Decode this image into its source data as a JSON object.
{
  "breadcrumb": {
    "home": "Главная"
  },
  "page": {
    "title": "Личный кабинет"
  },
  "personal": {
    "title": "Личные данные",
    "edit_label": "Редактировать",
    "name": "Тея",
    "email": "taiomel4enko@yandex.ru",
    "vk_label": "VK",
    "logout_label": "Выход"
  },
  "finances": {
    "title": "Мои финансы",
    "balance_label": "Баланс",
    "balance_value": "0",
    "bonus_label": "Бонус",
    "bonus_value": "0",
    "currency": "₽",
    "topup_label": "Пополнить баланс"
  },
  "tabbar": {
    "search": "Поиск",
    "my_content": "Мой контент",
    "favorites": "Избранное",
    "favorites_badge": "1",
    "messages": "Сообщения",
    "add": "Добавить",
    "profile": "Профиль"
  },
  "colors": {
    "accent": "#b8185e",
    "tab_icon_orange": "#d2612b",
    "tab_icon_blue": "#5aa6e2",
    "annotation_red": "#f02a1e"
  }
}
####################
• Aim
Repeat all the records. Match each line exactly.

• Full response
Decode this image into its source data as a JSON object.
{
  "breadcrumb": {
    "home": "Главная"
  },
  "page": {
    "title": "Личный кабинет"
  },
  "personal": {
    "title": "Личные данные",
    "edit_label": "Редактировать",
    "name": "Тея",
    "email": "taiomel4enko@yandex.ru",
    "vk_label": "VK",
    "logout_label": "Выход"
  },
  "finances": {
    "title": "Мои финансы",
    "balance_label": "Баланс",
    "balance_value": "0",
    "bonus_label": "Бонус",
    "bonus_value": "0",
    "currency": "₽",
    "topup_label": "Пополнить баланс"
  },
  "tabbar": {
    "search": "Поиск",
    "my_content": "Мой контент",
    "favorites": "Избранное",
    "favorites_badge": "1",
    "messages": "Сообщения",
    "add": "Добавить",
    "profile": "Профиль"
  },
  "colors": {
    "accent": "#b8185e",
    "tab_icon_orange": "#d2612b",
    "tab_icon_blue": "#5aa6e2",
    "annotation_red": "#f02a1e"
  }
}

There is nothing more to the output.